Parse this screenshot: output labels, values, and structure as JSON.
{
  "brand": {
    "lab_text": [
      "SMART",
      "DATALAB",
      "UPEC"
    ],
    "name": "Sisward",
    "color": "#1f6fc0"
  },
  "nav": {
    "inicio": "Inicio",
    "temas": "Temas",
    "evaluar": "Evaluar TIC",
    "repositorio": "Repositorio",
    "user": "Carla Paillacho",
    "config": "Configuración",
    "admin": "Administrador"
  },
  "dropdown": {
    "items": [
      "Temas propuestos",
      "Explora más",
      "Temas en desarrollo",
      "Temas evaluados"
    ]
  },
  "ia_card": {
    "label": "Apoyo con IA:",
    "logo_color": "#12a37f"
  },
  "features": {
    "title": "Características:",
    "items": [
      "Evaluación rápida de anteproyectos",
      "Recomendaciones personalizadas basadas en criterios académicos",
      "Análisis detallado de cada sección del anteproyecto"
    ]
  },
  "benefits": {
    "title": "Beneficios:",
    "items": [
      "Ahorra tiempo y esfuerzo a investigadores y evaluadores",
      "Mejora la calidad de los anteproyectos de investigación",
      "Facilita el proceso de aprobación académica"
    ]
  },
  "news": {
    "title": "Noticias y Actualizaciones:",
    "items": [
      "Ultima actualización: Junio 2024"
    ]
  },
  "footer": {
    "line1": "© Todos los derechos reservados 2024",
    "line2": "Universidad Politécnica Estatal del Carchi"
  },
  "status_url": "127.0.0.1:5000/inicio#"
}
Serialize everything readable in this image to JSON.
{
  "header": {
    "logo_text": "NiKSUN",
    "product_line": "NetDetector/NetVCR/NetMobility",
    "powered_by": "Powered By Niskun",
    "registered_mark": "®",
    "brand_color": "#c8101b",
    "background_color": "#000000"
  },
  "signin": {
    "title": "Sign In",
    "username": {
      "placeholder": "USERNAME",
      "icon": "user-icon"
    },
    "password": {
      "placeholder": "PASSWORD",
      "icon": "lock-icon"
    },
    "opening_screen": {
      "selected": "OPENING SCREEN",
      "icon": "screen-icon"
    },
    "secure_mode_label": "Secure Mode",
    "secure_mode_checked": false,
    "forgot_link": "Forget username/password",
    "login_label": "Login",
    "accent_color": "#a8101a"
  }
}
■ ■ ■ ■
EXERCISE AIM. Make an exact copy of the listing, including every line.

ANSWER TO THIS PROBLEM.
Parse this screenshot: output labels, values, and structure as JSON.
{
  "brand": {
    "lab_text": [
      "SMART",
      "DATALAB",
      "UPEC"
    ],
    "name": "Sisward",
    "color": "#1f6fc0"
  },
  "nav": {
    "inicio": "Inicio",
    "temas": "Temas",
    "evaluar": "Evaluar TIC",
    "repositorio": "Repositorio",
    "user": "Carla Paillacho",
    "config": "Configuración",
    "admin": "Administrador"
  },
  "dropdown": {
    "items": [
      "Temas propuestos",
      "Explora más",
      "Temas en desarrollo",
      "Temas evaluados"
    ]
  },
  "ia_card": {
    "label": "Apoyo con IA:",
    "logo_color": "#12a37f"
  },
  "features": {
    "title": "Características:",
    "items": [
      "Evaluación rápida de anteproyectos",
      "Recomendaciones personalizadas basadas en criterios académicos",
      "Análisis detallado de cada sección del anteproyecto"
    ]
  },
  "benefits": {
    "title": "Beneficios:",
    "items": [
      "Ahorra tiempo y esfuerzo a investigadores y evaluadores",
      "Mejora la calidad de los anteproyectos de investigación",
      "Facilita el proceso de aprobación académica"
    ]
  },
  "news": {
    "title": "Noticias y Actualizaciones:",
    "items": [
      "Ultima actualización: Junio 2024"
    ]
  },
  "footer": {
    "line1": "© Todos los derechos reservados 2024",
    "line2": "Universidad Politécnica Estatal del Carchi"
  },
  "status_url": "127.0.0.1:5000/inicio#"
}
Serialize everything readable in this image to JSON.
{
  "header": {
    "logo_text": "NiKSUN",
    "product_line": "NetDetector/NetVCR/NetMobility",
    "powered_by": "Powered By Niskun",
    "registered_mark": "®",
    "brand_color": "#c8101b",
    "background_color": "#000000"
  },
  "signin": {
    "title": "Sign In",
    "username": {
      "placeholder": "USERNAME",
      "icon": "user-icon"
    },
    "password": {
      "placeholder": "PASSWORD",
      "icon": "lock-icon"
    },
    "opening_screen": {
      "selected": "OPENING SCREEN",
      "icon": "screen-icon"
    },
    "secure_mode_label": "Secure Mode",
    "secure_mode_checked": false,
    "forgot_link": "Forget username/password",
    "login_label": "Login",
    "accent_color": "#a8101a"
  }
}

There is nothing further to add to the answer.